[BEGIN Input rows]

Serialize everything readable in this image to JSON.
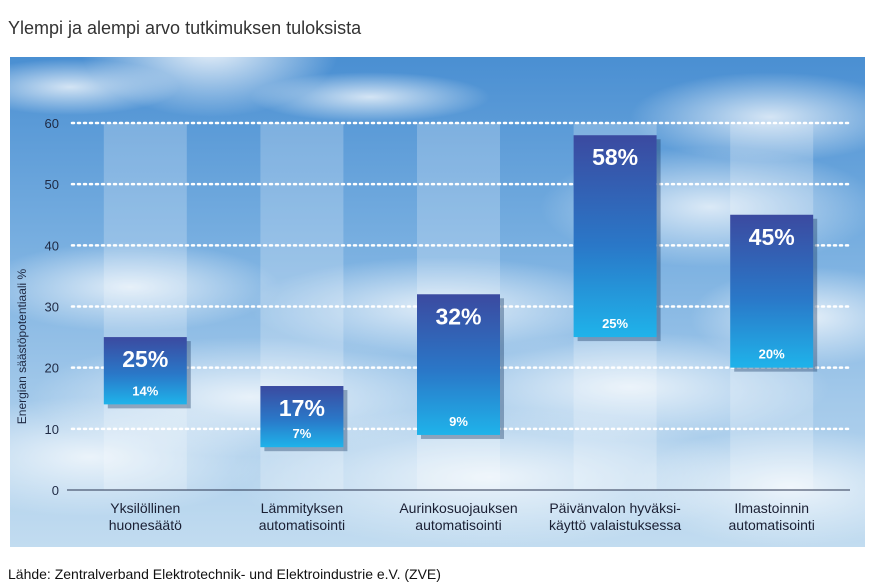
{
  "title": "Ylempi ja alempi arvo tutkimuksen tuloksista",
  "source": "Lähde: Zentralverband Elektrotechnik- und Elektroindustrie e.V. (ZVE)",
  "chart_data": {
    "type": "bar",
    "subtype": "floating-range",
    "ylabel": "Energian säästöpotentiaali %",
    "ylim": [
      0,
      60
    ],
    "yticks": [
      0,
      10,
      20,
      30,
      40,
      50,
      60
    ],
    "grid": "dotted horizontal",
    "categories": [
      [
        "Yksilöllinen",
        "huonesäätö"
      ],
      [
        "Lämmityksen",
        "automatisointi"
      ],
      [
        "Aurinkosuojauksen",
        "automatisointi"
      ],
      [
        "Päivänvalon hyväksi-",
        "käyttö valaistuksessa"
      ],
      [
        "Ilmastoinnin",
        "automatisointi"
      ]
    ],
    "upper": [
      25,
      17,
      32,
      58,
      45
    ],
    "lower": [
      14,
      7,
      9,
      25,
      20
    ],
    "upper_labels": [
      "25%",
      "17%",
      "32%",
      "58%",
      "45%"
    ],
    "lower_labels": [
      "14%",
      "7%",
      "9%",
      "25%",
      "20%"
    ],
    "colors": {
      "bar_top": "#3b4aa0",
      "bar_bottom": "#1fb3ea",
      "grid": "#ffffff",
      "text": "#ffffff"
    }
  }
}
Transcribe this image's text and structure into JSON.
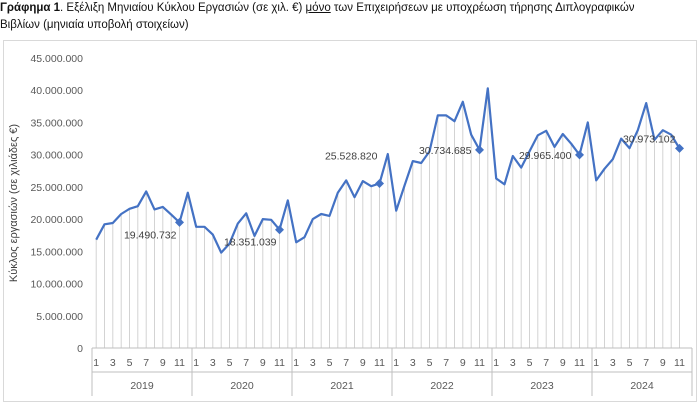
{
  "caption": {
    "label": "Γράφημα 1",
    "part1": ". Εξέλιξη Μηνιαίου Κύκλου Εργασιών (σε χιλ. €) ",
    "underlined": "μόνο",
    "part2": " των Επιχειρήσεων με υποχρέωση τήρησης Διπλογραφικών",
    "line2": "Βιβλίων (μηνιαία υποβολή στοιχείων)"
  },
  "chart_data": {
    "type": "line",
    "title": "",
    "xlabel": "",
    "ylabel": "Κύκλος εργασιών (σε χιλιάδες €)",
    "ylim": [
      0,
      45000000
    ],
    "yticks": [
      0,
      5000000,
      10000000,
      15000000,
      20000000,
      25000000,
      30000000,
      35000000,
      40000000,
      45000000
    ],
    "ytick_labels": [
      "0",
      "5.000.000",
      "10.000.000",
      "15.000.000",
      "20.000.000",
      "25.000.000",
      "30.000.000",
      "35.000.000",
      "40.000.000",
      "45.000.000"
    ],
    "years": [
      "2019",
      "2020",
      "2021",
      "2022",
      "2023",
      "2024"
    ],
    "month_tick_labels": [
      "1",
      "3",
      "5",
      "7",
      "9",
      "11"
    ],
    "grid": false,
    "color": "#4472c4",
    "series": [
      {
        "values": [
          16800000,
          19200000,
          19400000,
          20800000,
          21600000,
          22000000,
          24300000,
          21500000,
          21900000,
          20700000,
          19490732,
          24100000,
          18800000,
          18800000,
          17600000,
          14800000,
          16200000,
          19300000,
          20900000,
          17400000,
          20000000,
          19900000,
          18351039,
          22900000,
          16400000,
          17200000,
          20000000,
          20800000,
          20500000,
          24100000,
          26000000,
          23400000,
          25900000,
          25100000,
          25528820,
          30100000,
          21300000,
          25200000,
          29000000,
          28700000,
          30500000,
          36100000,
          36100000,
          35200000,
          38200000,
          33100000,
          30734685,
          40300000,
          26300000,
          25400000,
          29800000,
          28000000,
          30500000,
          33000000,
          33700000,
          31200000,
          33200000,
          31700000,
          29965400,
          35000000,
          26000000,
          27800000,
          29300000,
          32500000,
          31000000,
          33800000,
          38000000,
          32300000,
          33800000,
          33100000,
          30973102
        ]
      }
    ],
    "annotations": [
      {
        "index": 10,
        "label": "19.490.732"
      },
      {
        "index": 22,
        "label": "18.351.039"
      },
      {
        "index": 34,
        "label": "25.528.820"
      },
      {
        "index": 46,
        "label": "30.734.685"
      },
      {
        "index": 58,
        "label": "29.965.400"
      },
      {
        "index": 70,
        "label": "30.973.102"
      }
    ]
  }
}
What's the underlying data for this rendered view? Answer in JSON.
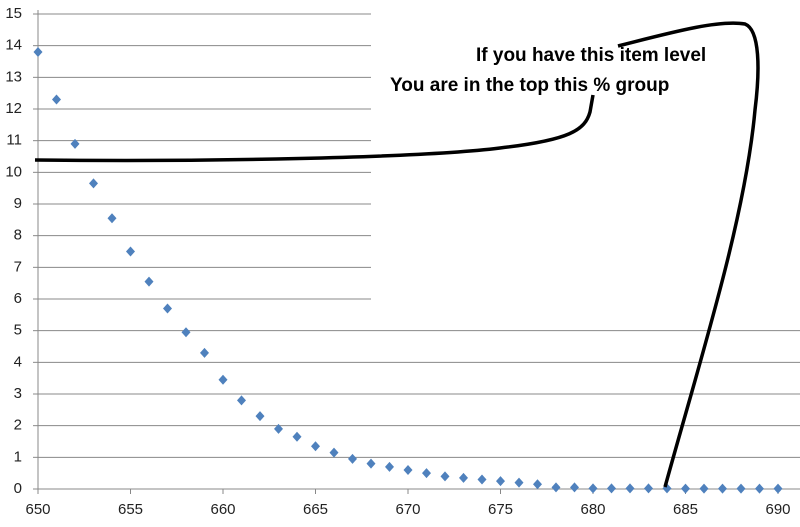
{
  "chart_data": {
    "type": "scatter",
    "x": [
      650,
      651,
      652,
      653,
      654,
      655,
      656,
      657,
      658,
      659,
      660,
      661,
      662,
      663,
      664,
      665,
      666,
      667,
      668,
      669,
      670,
      671,
      672,
      673,
      674,
      675,
      676,
      677,
      678,
      679,
      680,
      681,
      682,
      683,
      684,
      685,
      686,
      687,
      688,
      689,
      690
    ],
    "values": [
      13.8,
      12.3,
      10.9,
      9.65,
      8.55,
      7.5,
      6.55,
      5.7,
      4.95,
      4.3,
      3.45,
      2.8,
      2.3,
      1.9,
      1.65,
      1.35,
      1.15,
      0.95,
      0.8,
      0.7,
      0.6,
      0.5,
      0.4,
      0.35,
      0.3,
      0.25,
      0.2,
      0.15,
      0.05,
      0.05,
      0.02,
      0.02,
      0.02,
      0.02,
      0.02,
      0.01,
      0.01,
      0.01,
      0.01,
      0.01,
      0.01
    ],
    "color": "#4f81bd",
    "xlim": [
      650,
      690
    ],
    "ylim": [
      0,
      15
    ],
    "xticks": [
      650,
      655,
      660,
      665,
      670,
      675,
      680,
      685,
      690
    ],
    "yticks": [
      0,
      1,
      2,
      3,
      4,
      5,
      6,
      7,
      8,
      9,
      10,
      11,
      12,
      13,
      14,
      15
    ],
    "grid": true,
    "annotations": [
      "If you have this item level",
      "You are in the top this % group"
    ]
  }
}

[END Input rows]

Print the complete listing exactly as it stands, without its pictures.

- Final answer:
Serialize everything readable in this image to JSON.
{
  "title": "Ylempi ja alempi arvo tutkimuksen tuloksista",
  "source": "Lähde: Zentralverband Elektrotechnik- und Elektroindustrie e.V. (ZVE)",
  "chart_data": {
    "type": "bar",
    "subtype": "floating-range",
    "ylabel": "Energian säästöpotentiaali %",
    "ylim": [
      0,
      60
    ],
    "yticks": [
      0,
      10,
      20,
      30,
      40,
      50,
      60
    ],
    "grid": "dotted horizontal",
    "categories": [
      [
        "Yksilöllinen",
        "huonesäätö"
      ],
      [
        "Lämmityksen",
        "automatisointi"
      ],
      [
        "Aurinkosuojauksen",
        "automatisointi"
      ],
      [
        "Päivänvalon hyväksi-",
        "käyttö valaistuksessa"
      ],
      [
        "Ilmastoinnin",
        "automatisointi"
      ]
    ],
    "upper": [
      25,
      17,
      32,
      58,
      45
    ],
    "lower": [
      14,
      7,
      9,
      25,
      20
    ],
    "upper_labels": [
      "25%",
      "17%",
      "32%",
      "58%",
      "45%"
    ],
    "lower_labels": [
      "14%",
      "7%",
      "9%",
      "25%",
      "20%"
    ],
    "colors": {
      "bar_top": "#3b4aa0",
      "bar_bottom": "#1fb3ea",
      "grid": "#ffffff",
      "text": "#ffffff"
    }
  }
}
Transcribe this image's text and structure into JSON.
{
  "caption": {
    "label": "Γράφημα 1",
    "part1": ". Εξέλιξη Μηνιαίου Κύκλου Εργασιών (σε χιλ. €) ",
    "underlined": "μόνο",
    "part2": " των Επιχειρήσεων με υποχρέωση τήρησης Διπλογραφικών",
    "line2": "Βιβλίων (μηνιαία υποβολή στοιχείων)"
  },
  "chart_data": {
    "type": "line",
    "title": "",
    "xlabel": "",
    "ylabel": "Κύκλος εργασιών (σε χιλιάδες €)",
    "ylim": [
      0,
      45000000
    ],
    "yticks": [
      0,
      5000000,
      10000000,
      15000000,
      20000000,
      25000000,
      30000000,
      35000000,
      40000000,
      45000000
    ],
    "ytick_labels": [
      "0",
      "5.000.000",
      "10.000.000",
      "15.000.000",
      "20.000.000",
      "25.000.000",
      "30.000.000",
      "35.000.000",
      "40.000.000",
      "45.000.000"
    ],
    "years": [
      "2019",
      "2020",
      "2021",
      "2022",
      "2023",
      "2024"
    ],
    "month_tick_labels": [
      "1",
      "3",
      "5",
      "7",
      "9",
      "11"
    ],
    "grid": false,
    "color": "#4472c4",
    "series": [
      {
        "values": [
          16800000,
          19200000,
          19400000,
          20800000,
          21600000,
          22000000,
          24300000,
          21500000,
          21900000,
          20700000,
          19490732,
          24100000,
          18800000,
          18800000,
          17600000,
          14800000,
          16200000,
          19300000,
          20900000,
          17400000,
          20000000,
          19900000,
          18351039,
          22900000,
          16400000,
          17200000,
          20000000,
          20800000,
          20500000,
          24100000,
          26000000,
          23400000,
          25900000,
          25100000,
          25528820,
          30100000,
          21300000,
          25200000,
          29000000,
          28700000,
          30500000,
          36100000,
          36100000,
          35200000,
          38200000,
          33100000,
          30734685,
          40300000,
          26300000,
          25400000,
          29800000,
          28000000,
          30500000,
          33000000,
          33700000,
          31200000,
          33200000,
          31700000,
          29965400,
          35000000,
          26000000,
          27800000,
          29300000,
          32500000,
          31000000,
          33800000,
          38000000,
          32300000,
          33800000,
          33100000,
          30973102
        ]
      }
    ],
    "annotations": [
      {
        "index": 10,
        "label": "19.490.732"
      },
      {
        "index": 22,
        "label": "18.351.039"
      },
      {
        "index": 34,
        "label": "25.528.820"
      },
      {
        "index": 46,
        "label": "30.734.685"
      },
      {
        "index": 58,
        "label": "29.965.400"
      },
      {
        "index": 70,
        "label": "30.973.102"
      }
    ]
  }
}
What's the underlying data for this rendered view? Answer in JSON.
{
  "chart_data": {
    "type": "scatter",
    "x": [
      650,
      651,
      652,
      653,
      654,
      655,
      656,
      657,
      658,
      659,
      660,
      661,
      662,
      663,
      664,
      665,
      666,
      667,
      668,
      669,
      670,
      671,
      672,
      673,
      674,
      675,
      676,
      677,
      678,
      679,
      680,
      681,
      682,
      683,
      684,
      685,
      686,
      687,
      688,
      689,
      690
    ],
    "values": [
      13.8,
      12.3,
      10.9,
      9.65,
      8.55,
      7.5,
      6.55,
      5.7,
      4.95,
      4.3,
      3.45,
      2.8,
      2.3,
      1.9,
      1.65,
      1.35,
      1.15,
      0.95,
      0.8,
      0.7,
      0.6,
      0.5,
      0.4,
      0.35,
      0.3,
      0.25,
      0.2,
      0.15,
      0.05,
      0.05,
      0.02,
      0.02,
      0.02,
      0.02,
      0.02,
      0.01,
      0.01,
      0.01,
      0.01,
      0.01,
      0.01
    ],
    "color": "#4f81bd",
    "xlim": [
      650,
      690
    ],
    "ylim": [
      0,
      15
    ],
    "xticks": [
      650,
      655,
      660,
      665,
      670,
      675,
      680,
      685,
      690
    ],
    "yticks": [
      0,
      1,
      2,
      3,
      4,
      5,
      6,
      7,
      8,
      9,
      10,
      11,
      12,
      13,
      14,
      15
    ],
    "grid": true,
    "annotations": [
      "If you have this item level",
      "You are in the top this % group"
    ]
  }
}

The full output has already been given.